Omit all pictures. Copy the rest of the material exactly.

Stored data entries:
+ + + + + + +

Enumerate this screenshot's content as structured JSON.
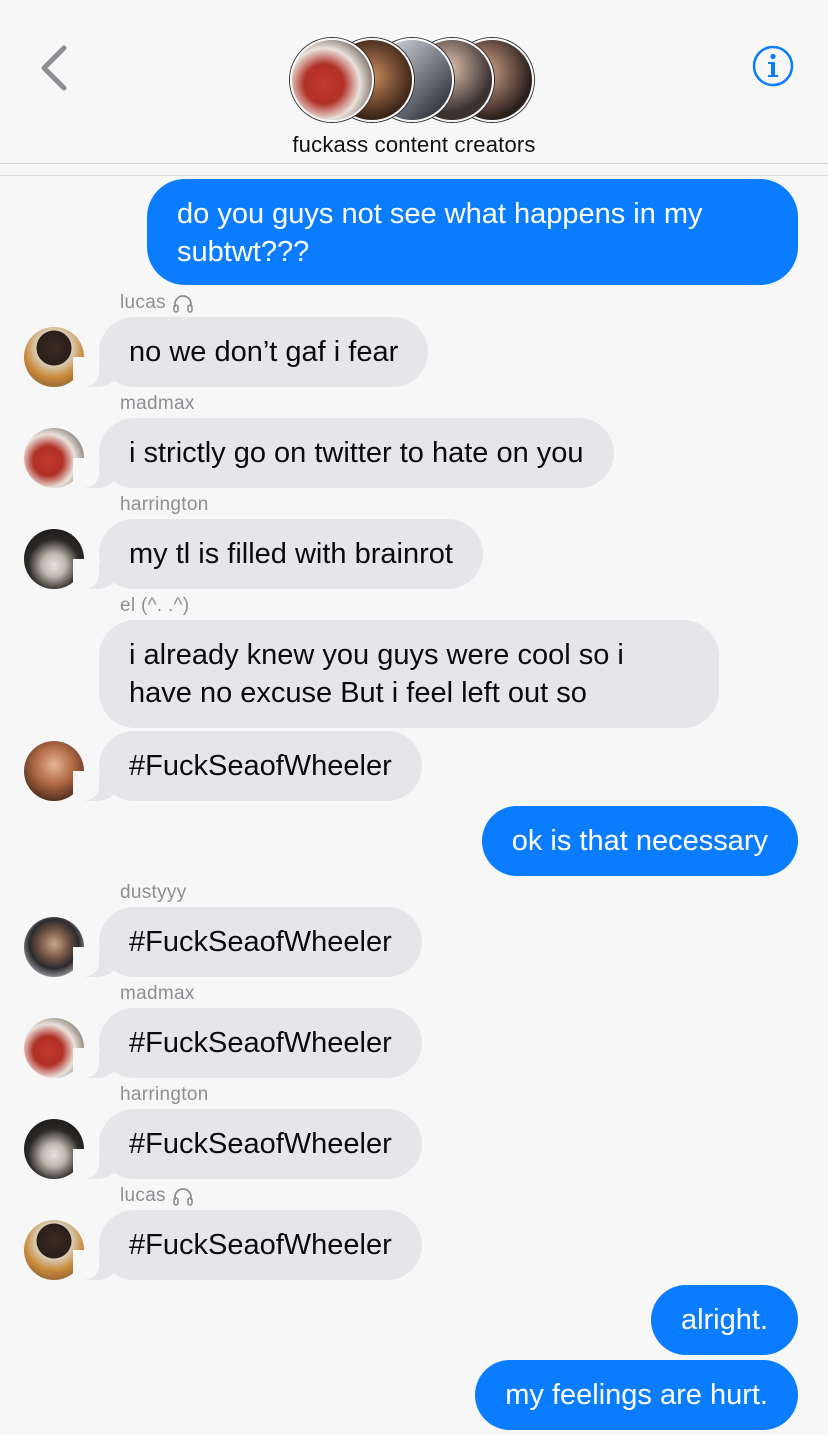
{
  "header": {
    "title": "fuckass content creators",
    "back_icon": "chevron-left-icon",
    "info_icon": "info-icon"
  },
  "colors": {
    "outgoing": "#0a7cff",
    "incoming": "#e6e5ea",
    "accent": "#0a7cff"
  },
  "messages": [
    {
      "dir": "out",
      "text_lines": [
        "do you guys not see what happens in my",
        "subtwt???"
      ]
    },
    {
      "dir": "in",
      "sender": "lucas",
      "sender_icon": "headphones-icon",
      "text": "no we don’t gaf i fear"
    },
    {
      "dir": "in",
      "sender": "madmax",
      "text": "i strictly go on twitter to hate on you"
    },
    {
      "dir": "in",
      "sender": "harrington",
      "text": "my tl is filled with brainrot"
    },
    {
      "dir": "in",
      "sender": "el (^. .^)",
      "text_lines": [
        "i already knew you guys were cool so i",
        "have no excuse But i feel left out so"
      ]
    },
    {
      "dir": "in",
      "text": "#FuckSeaofWheeler"
    },
    {
      "dir": "out",
      "text": "ok is that necessary"
    },
    {
      "dir": "in",
      "sender": "dustyyy",
      "text": "#FuckSeaofWheeler"
    },
    {
      "dir": "in",
      "sender": "madmax",
      "text": "#FuckSeaofWheeler"
    },
    {
      "dir": "in",
      "sender": "harrington",
      "text": "#FuckSeaofWheeler"
    },
    {
      "dir": "in",
      "sender": "lucas",
      "sender_icon": "headphones-icon",
      "text": "#FuckSeaofWheeler"
    },
    {
      "dir": "out",
      "text": "alright."
    },
    {
      "dir": "out",
      "text": "my feelings are hurt."
    }
  ]
}
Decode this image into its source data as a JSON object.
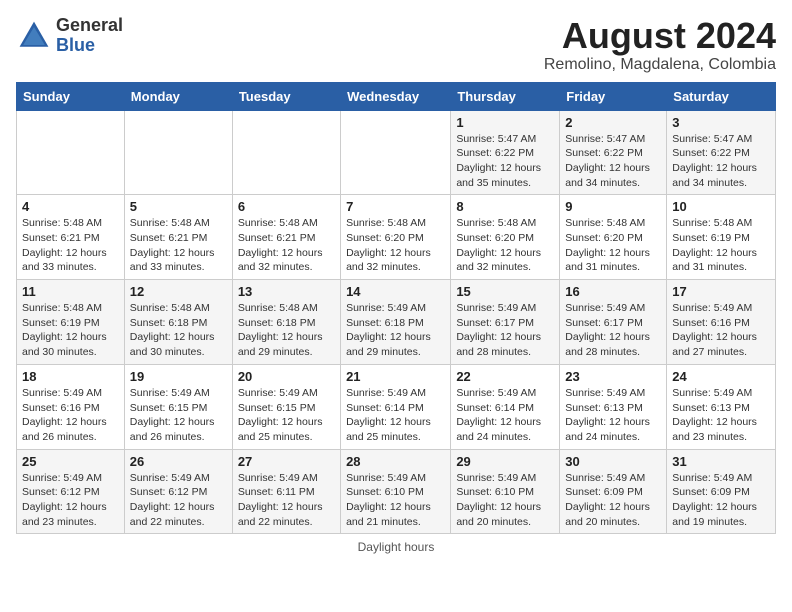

+ + + + + + +

RESPONSE.
Enumerate this screenshot's content as structured JSON.
{
  "header": {
    "title": "fuckass content creators",
    "back_icon": "chevron-left-icon",
    "info_icon": "info-icon"
  },
  "colors": {
    "outgoing": "#0a7cff",
    "incoming": "#e6e5ea",
    "accent": "#0a7cff"
  },
  "messages": [
    {
      "dir": "out",
      "text_lines": [
        "do you guys not see what happens in my",
        "subtwt???"
      ]
    },
    {
      "dir": "in",
      "sender": "lucas",
      "sender_icon": "headphones-icon",
      "text": "no we don’t gaf i fear"
    },
    {
      "dir": "in",
      "sender": "madmax",
      "text": "i strictly go on twitter to hate on you"
    },
    {
      "dir": "in",
      "sender": "harrington",
      "text": "my tl is filled with brainrot"
    },
    {
      "dir": "in",
      "sender": "el (^. .^)",
      "text_lines": [
        "i already knew you guys were cool so i",
        "have no excuse But i feel left out so"
      ]
    },
    {
      "dir": "in",
      "text": "#FuckSeaofWheeler"
    },
    {
      "dir": "out",
      "text": "ok is that necessary"
    },
    {
      "dir": "in",
      "sender": "dustyyy",
      "text": "#FuckSeaofWheeler"
    },
    {
      "dir": "in",
      "sender": "madmax",
      "text": "#FuckSeaofWheeler"
    },
    {
      "dir": "in",
      "sender": "harrington",
      "text": "#FuckSeaofWheeler"
    },
    {
      "dir": "in",
      "sender": "lucas",
      "sender_icon": "headphones-icon",
      "text": "#FuckSeaofWheeler"
    },
    {
      "dir": "out",
      "text": "alright."
    },
    {
      "dir": "out",
      "text": "my feelings are hurt."
    }
  ]
}
Decode this image into its source data as a JSON object.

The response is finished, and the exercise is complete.